RECORDS TO PROCESS >>
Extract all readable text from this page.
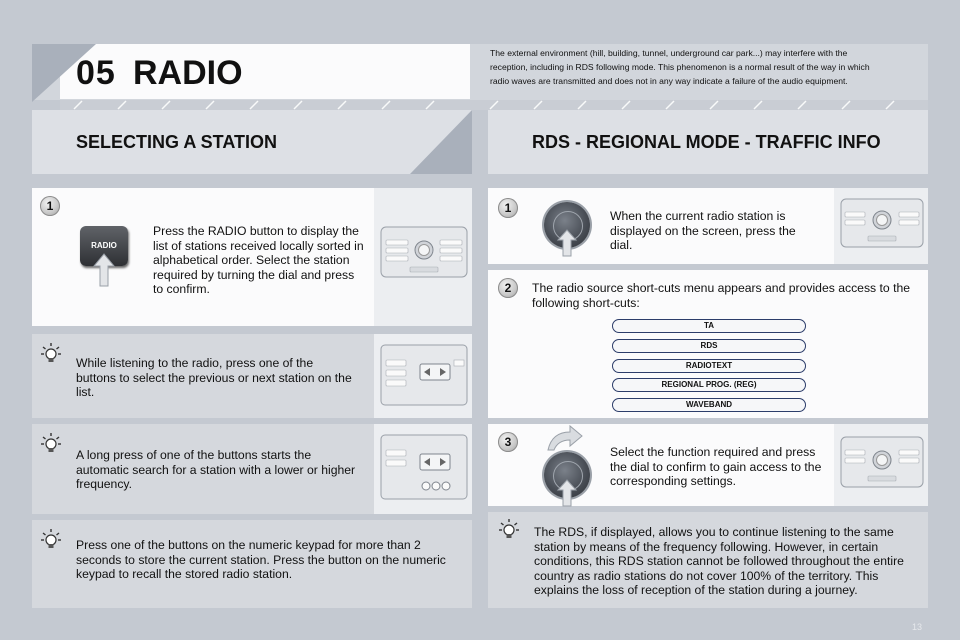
05 RADIO
The external environment (hill, building, tunnel, underground car park...) may interfere with the reception, including in RDS following mode. This phenomenon is a normal result of the way in which radio waves are transmitted and does not in any way indicate a failure of the audio equipment.
SELECTING A STATION	RDS - REGIONAL MODE - TRAFFIC INFO
1
RADIO
Press the RADIO button to display the list of stations received locally sorted in alphabetical order. Select the station required by turning the dial and press to confirm.
While listening to the radio, press one of the buttons to select the previous or next station on the list.
A long press of one of the buttons starts the automatic search for a station with a lower or higher frequency.
Press one of the buttons on the numeric keypad for more than 2 seconds to store the current station. Press the button on the numeric keypad to recall the stored radio station.
1
When the current radio station is displayed on the screen, press the dial.
2	The radio source short-cuts menu appears and provides access to the following short-cuts:
TA
RDS
RADIOTEXT
REGIONAL PROG. (REG)
WAVEBAND
3
Select the function required and press the dial to confirm to gain access to the corresponding settings.
The RDS, if displayed, allows you to continue listening to the same station by means of the frequency following. However, in certain conditions, this RDS station cannot be followed throughout the entire country as radio stations do not cover 100% of the territory. This explains the loss of reception of the station during a journey.
13
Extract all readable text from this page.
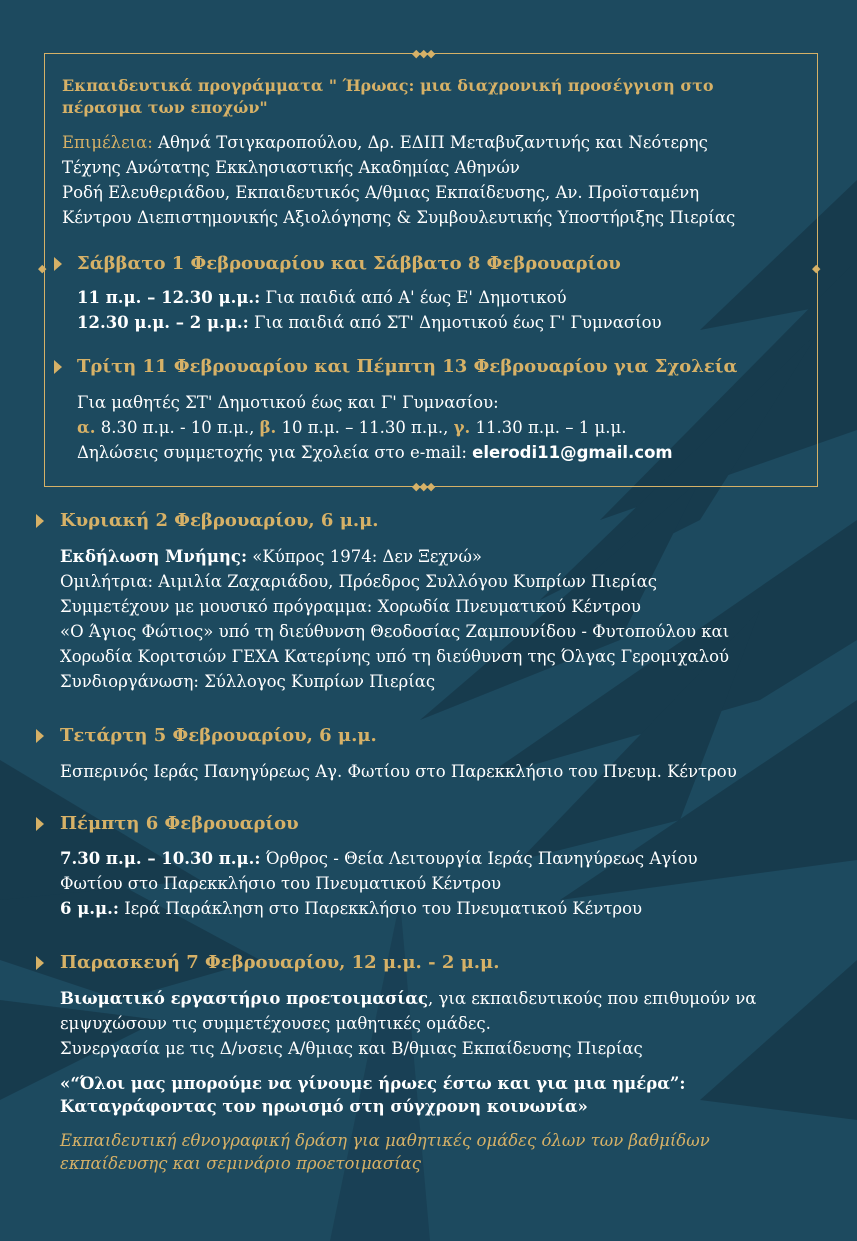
◆◆◆
◆◆◆
◆	◆
Εκπαιδευτικά προγράμματα " Ήρωας: μια διαχρονική προσέγγιση στο
πέρασμα των εποχών"
Επιμέλεια: Αθηνά Τσιγκαροπούλου, Δρ. ΕΔΙΠ Μεταβυζαντινής και Νεότερης
Τέχνης Ανώτατης Εκκλησιαστικής Ακαδημίας Αθηνών
Ροδή Ελευθεριάδου, Εκπαιδευτικός Α/θμιας Εκπαίδευσης, Αν. Προϊσταμένη
Κέντρου Διεπιστημονικής Αξιολόγησης & Συμβουλευτικής Υποστήριξης Πιερίας
Σάββατο 1 Φεβρουαρίου και Σάββατο 8 Φεβρουαρίου
11 π.μ. – 12.30 μ.μ.: Για παιδιά από Α' έως Ε' Δημοτικού
12.30 μ.μ. – 2 μ.μ.: Για παιδιά από ΣΤ' Δημοτικού έως Γ' Γυμνασίου
Τρίτη 11 Φεβρουαρίου και Πέμπτη 13 Φεβρουαρίου για Σχολεία
Για μαθητές ΣΤ' Δημοτικού έως και Γ' Γυμνασίου:
α. 8.30 π.μ. - 10 π.μ., β. 10 π.μ. – 11.30 π.μ., γ. 11.30 π.μ. – 1 μ.μ.
Δηλώσεις συμμετοχής για Σχολεία στο e-mail: elerodi11@gmail.com
Κυριακή 2 Φεβρουαρίου, 6 μ.μ.
Εκδήλωση Μνήμης: «Κύπρος 1974: Δεν Ξεχνώ»
Ομιλήτρια: Αιμιλία Ζαχαριάδου, Πρόεδρος Συλλόγου Κυπρίων Πιερίας
Συμμετέχουν με μουσικό πρόγραμμα: Χορωδία Πνευματικού Κέντρου
«Ο Άγιος Φώτιος» υπό τη διεύθυνση Θεοδοσίας Ζαμπουνίδου - Φυτοπούλου και
Χορωδία Κοριτσιών ΓΕΧΑ Κατερίνης υπό τη διεύθυνση της Όλγας Γερομιχαλού
Συνδιοργάνωση: Σύλλογος Κυπρίων Πιερίας
Τετάρτη 5 Φεβρουαρίου, 6 μ.μ.
Εσπερινός Ιεράς Πανηγύρεως Αγ. Φωτίου στο Παρεκκλήσιο του Πνευμ. Κέντρου
Πέμπτη 6 Φεβρουαρίου
7.30 π.μ. – 10.30 π.μ.: Όρθρος - Θεία Λειτουργία Ιεράς Πανηγύρεως Αγίου
Φωτίου στο Παρεκκλήσιο του Πνευματικού Κέντρου
6 μ.μ.: Ιερά Παράκληση στο Παρεκκλήσιο του Πνευματικού Κέντρου
Παρασκευή 7 Φεβρουαρίου, 12 μ.μ. - 2 μ.μ.
Βιωματικό εργαστήριο προετοιμασίας, για εκπαιδευτικούς που επιθυμούν να
εμψυχώσουν τις συμμετέχουσες μαθητικές ομάδες.
Συνεργασία με τις Δ/νσεις Α/θμιας και Β/θμιας Εκπαίδευσης Πιερίας
«“Όλοι μας μπορούμε να γίνουμε ήρωες έστω και για μια ημέρα”:
Καταγράφοντας τον ηρωισμό στη σύγχρονη κοινωνία»
Εκπαιδευτική εθνογραφική δράση για μαθητικές ομάδες όλων των βαθμίδων
εκπαίδευσης και σεμινάριο προετοιμασίας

STATED PROBLEM >>
Print the complete listing exactly as it stands, without its pictures.

RESULT FOR THIS EXERCISE >>
Extract all readable text from this page.
05 RADIO
The external environment (hill, building, tunnel, underground car park...) may interfere with the reception, including in RDS following mode. This phenomenon is a normal result of the way in which radio waves are transmitted and does not in any way indicate a failure of the audio equipment.
SELECTING A STATION	RDS - REGIONAL MODE - TRAFFIC INFO
1
RADIO
Press the RADIO button to display the list of stations received locally sorted in alphabetical order. Select the station required by turning the dial and press to confirm.
While listening to the radio, press one of the buttons to select the previous or next station on the list.
A long press of one of the buttons starts the automatic search for a station with a lower or higher frequency.
Press one of the buttons on the numeric keypad for more than 2 seconds to store the current station. Press the button on the numeric keypad to recall the stored radio station.
1
When the current radio station is displayed on the screen, press the dial.
2	The radio source short-cuts menu appears and provides access to the following short-cuts:
TA
RDS
RADIOTEXT
REGIONAL PROG. (REG)
WAVEBAND
3
Select the function required and press the dial to confirm to gain access to the corresponding settings.
The RDS, if displayed, allows you to continue listening to the same station by means of the frequency following. However, in certain conditions, this RDS station cannot be followed throughout the entire country as radio stations do not cover 100% of the territory. This explains the loss of reception of the station during a journey.
13
Extract all readable text from this page.
◆◆◆
◆◆◆
◆	◆
Εκπαιδευτικά προγράμματα " Ήρωας: μια διαχρονική προσέγγιση στο
πέρασμα των εποχών"
Επιμέλεια: Αθηνά Τσιγκαροπούλου, Δρ. ΕΔΙΠ Μεταβυζαντινής και Νεότερης
Τέχνης Ανώτατης Εκκλησιαστικής Ακαδημίας Αθηνών
Ροδή Ελευθεριάδου, Εκπαιδευτικός Α/θμιας Εκπαίδευσης, Αν. Προϊσταμένη
Κέντρου Διεπιστημονικής Αξιολόγησης & Συμβουλευτικής Υποστήριξης Πιερίας
Σάββατο 1 Φεβρουαρίου και Σάββατο 8 Φεβρουαρίου
11 π.μ. – 12.30 μ.μ.: Για παιδιά από Α' έως Ε' Δημοτικού
12.30 μ.μ. – 2 μ.μ.: Για παιδιά από ΣΤ' Δημοτικού έως Γ' Γυμνασίου
Τρίτη 11 Φεβρουαρίου και Πέμπτη 13 Φεβρουαρίου για Σχολεία
Για μαθητές ΣΤ' Δημοτικού έως και Γ' Γυμνασίου:
α. 8.30 π.μ. - 10 π.μ., β. 10 π.μ. – 11.30 π.μ., γ. 11.30 π.μ. – 1 μ.μ.
Δηλώσεις συμμετοχής για Σχολεία στο e-mail: elerodi11@gmail.com
Κυριακή 2 Φεβρουαρίου, 6 μ.μ.
Εκδήλωση Μνήμης: «Κύπρος 1974: Δεν Ξεχνώ»
Ομιλήτρια: Αιμιλία Ζαχαριάδου, Πρόεδρος Συλλόγου Κυπρίων Πιερίας
Συμμετέχουν με μουσικό πρόγραμμα: Χορωδία Πνευματικού Κέντρου
«Ο Άγιος Φώτιος» υπό τη διεύθυνση Θεοδοσίας Ζαμπουνίδου - Φυτοπούλου και
Χορωδία Κοριτσιών ΓΕΧΑ Κατερίνης υπό τη διεύθυνση της Όλγας Γερομιχαλού
Συνδιοργάνωση: Σύλλογος Κυπρίων Πιερίας
Τετάρτη 5 Φεβρουαρίου, 6 μ.μ.
Εσπερινός Ιεράς Πανηγύρεως Αγ. Φωτίου στο Παρεκκλήσιο του Πνευμ. Κέντρου
Πέμπτη 6 Φεβρουαρίου
7.30 π.μ. – 10.30 π.μ.: Όρθρος - Θεία Λειτουργία Ιεράς Πανηγύρεως Αγίου
Φωτίου στο Παρεκκλήσιο του Πνευματικού Κέντρου
6 μ.μ.: Ιερά Παράκληση στο Παρεκκλήσιο του Πνευματικού Κέντρου
Παρασκευή 7 Φεβρουαρίου, 12 μ.μ. - 2 μ.μ.
Βιωματικό εργαστήριο προετοιμασίας, για εκπαιδευτικούς που επιθυμούν να
εμψυχώσουν τις συμμετέχουσες μαθητικές ομάδες.
Συνεργασία με τις Δ/νσεις Α/θμιας και Β/θμιας Εκπαίδευσης Πιερίας
«“Όλοι μας μπορούμε να γίνουμε ήρωες έστω και για μια ημέρα”:
Καταγράφοντας τον ηρωισμό στη σύγχρονη κοινωνία»
Εκπαιδευτική εθνογραφική δράση για μαθητικές ομάδες όλων των βαθμίδων
εκπαίδευσης και σεμινάριο προετοιμασίας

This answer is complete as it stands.